AIM - Could you output each line of the data that follows exactly?

RECORDED INFORMATION -
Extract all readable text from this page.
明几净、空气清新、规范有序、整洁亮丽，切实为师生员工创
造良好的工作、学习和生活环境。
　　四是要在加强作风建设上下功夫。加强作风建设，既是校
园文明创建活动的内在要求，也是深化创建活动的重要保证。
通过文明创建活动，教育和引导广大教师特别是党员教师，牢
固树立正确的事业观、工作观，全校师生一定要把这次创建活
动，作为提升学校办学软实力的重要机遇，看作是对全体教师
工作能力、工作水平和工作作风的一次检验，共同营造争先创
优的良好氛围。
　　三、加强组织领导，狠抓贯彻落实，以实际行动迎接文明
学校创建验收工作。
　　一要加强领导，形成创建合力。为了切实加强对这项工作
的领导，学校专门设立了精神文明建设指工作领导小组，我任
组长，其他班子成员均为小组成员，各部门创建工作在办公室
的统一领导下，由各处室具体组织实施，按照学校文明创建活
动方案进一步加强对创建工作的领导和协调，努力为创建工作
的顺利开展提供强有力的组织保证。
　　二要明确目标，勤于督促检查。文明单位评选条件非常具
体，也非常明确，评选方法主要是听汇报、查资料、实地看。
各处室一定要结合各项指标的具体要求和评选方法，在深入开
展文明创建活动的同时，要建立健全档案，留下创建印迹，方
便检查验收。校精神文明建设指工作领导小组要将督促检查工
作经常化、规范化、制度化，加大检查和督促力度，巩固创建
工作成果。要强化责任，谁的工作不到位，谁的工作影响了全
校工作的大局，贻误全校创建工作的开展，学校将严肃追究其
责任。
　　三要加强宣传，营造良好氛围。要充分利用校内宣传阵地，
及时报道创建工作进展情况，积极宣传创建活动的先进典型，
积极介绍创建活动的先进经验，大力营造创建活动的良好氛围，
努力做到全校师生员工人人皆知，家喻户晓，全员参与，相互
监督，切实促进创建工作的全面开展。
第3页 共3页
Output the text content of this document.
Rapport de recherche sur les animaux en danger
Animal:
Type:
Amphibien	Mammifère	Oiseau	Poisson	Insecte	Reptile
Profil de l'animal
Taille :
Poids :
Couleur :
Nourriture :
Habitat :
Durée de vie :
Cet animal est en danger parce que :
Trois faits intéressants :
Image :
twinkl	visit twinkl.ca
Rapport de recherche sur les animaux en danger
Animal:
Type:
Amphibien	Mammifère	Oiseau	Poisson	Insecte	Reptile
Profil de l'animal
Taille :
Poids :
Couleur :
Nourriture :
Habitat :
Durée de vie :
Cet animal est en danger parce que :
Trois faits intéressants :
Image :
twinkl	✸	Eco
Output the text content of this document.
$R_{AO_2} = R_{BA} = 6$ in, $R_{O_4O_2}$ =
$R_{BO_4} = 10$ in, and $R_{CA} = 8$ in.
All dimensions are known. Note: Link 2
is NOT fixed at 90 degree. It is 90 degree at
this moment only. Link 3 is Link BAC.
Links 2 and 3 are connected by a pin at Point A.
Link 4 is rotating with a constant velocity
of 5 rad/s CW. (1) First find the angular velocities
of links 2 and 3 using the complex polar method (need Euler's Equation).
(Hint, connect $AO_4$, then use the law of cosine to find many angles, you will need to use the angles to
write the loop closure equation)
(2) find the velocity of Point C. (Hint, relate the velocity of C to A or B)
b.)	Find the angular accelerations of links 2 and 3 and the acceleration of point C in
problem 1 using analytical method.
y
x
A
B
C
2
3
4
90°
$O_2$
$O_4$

THE COMPLETED TASK -
Extract all readable text from this page.
明几净、空气清新、规范有序、整洁亮丽，切实为师生员工创
造良好的工作、学习和生活环境。
　　四是要在加强作风建设上下功夫。加强作风建设，既是校
园文明创建活动的内在要求，也是深化创建活动的重要保证。
通过文明创建活动，教育和引导广大教师特别是党员教师，牢
固树立正确的事业观、工作观，全校师生一定要把这次创建活
动，作为提升学校办学软实力的重要机遇，看作是对全体教师
工作能力、工作水平和工作作风的一次检验，共同营造争先创
优的良好氛围。
　　三、加强组织领导，狠抓贯彻落实，以实际行动迎接文明
学校创建验收工作。
　　一要加强领导，形成创建合力。为了切实加强对这项工作
的领导，学校专门设立了精神文明建设指工作领导小组，我任
组长，其他班子成员均为小组成员，各部门创建工作在办公室
的统一领导下，由各处室具体组织实施，按照学校文明创建活
动方案进一步加强对创建工作的领导和协调，努力为创建工作
的顺利开展提供强有力的组织保证。
　　二要明确目标，勤于督促检查。文明单位评选条件非常具
体，也非常明确，评选方法主要是听汇报、查资料、实地看。
各处室一定要结合各项指标的具体要求和评选方法，在深入开
展文明创建活动的同时，要建立健全档案，留下创建印迹，方
便检查验收。校精神文明建设指工作领导小组要将督促检查工
作经常化、规范化、制度化，加大检查和督促力度，巩固创建
工作成果。要强化责任，谁的工作不到位，谁的工作影响了全
校工作的大局，贻误全校创建工作的开展，学校将严肃追究其
责任。
　　三要加强宣传，营造良好氛围。要充分利用校内宣传阵地，
及时报道创建工作进展情况，积极宣传创建活动的先进典型，
积极介绍创建活动的先进经验，大力营造创建活动的良好氛围，
努力做到全校师生员工人人皆知，家喻户晓，全员参与，相互
监督，切实促进创建工作的全面开展。
第3页 共3页
Output the text content of this document.
Rapport de recherche sur les animaux en danger
Animal:
Type:
Amphibien	Mammifère	Oiseau	Poisson	Insecte	Reptile
Profil de l'animal
Taille :
Poids :
Couleur :
Nourriture :
Habitat :
Durée de vie :
Cet animal est en danger parce que :
Trois faits intéressants :
Image :
twinkl	visit twinkl.ca
Rapport de recherche sur les animaux en danger
Animal:
Type:
Amphibien	Mammifère	Oiseau	Poisson	Insecte	Reptile
Profil de l'animal
Taille :
Poids :
Couleur :
Nourriture :
Habitat :
Durée de vie :
Cet animal est en danger parce que :
Trois faits intéressants :
Image :
twinkl	✸	Eco
Output the text content of this document.
$R_{AO_2} = R_{BA} = 6$ in, $R_{O_4O_2}$ =
$R_{BO_4} = 10$ in, and $R_{CA} = 8$ in.
All dimensions are known. Note: Link 2
is NOT fixed at 90 degree. It is 90 degree at
this moment only. Link 3 is Link BAC.
Links 2 and 3 are connected by a pin at Point A.
Link 4 is rotating with a constant velocity
of 5 rad/s CW. (1) First find the angular velocities
of links 2 and 3 using the complex polar method (need Euler's Equation).
(Hint, connect $AO_4$, then use the law of cosine to find many angles, you will need to use the angles to
write the loop closure equation)
(2) find the velocity of Point C. (Hint, relate the velocity of C to A or B)
b.)	Find the angular accelerations of links 2 and 3 and the acceleration of point C in
problem 1 using analytical method.
y
x
A
B
C
2
3
4
90°
$O_2$
$O_4$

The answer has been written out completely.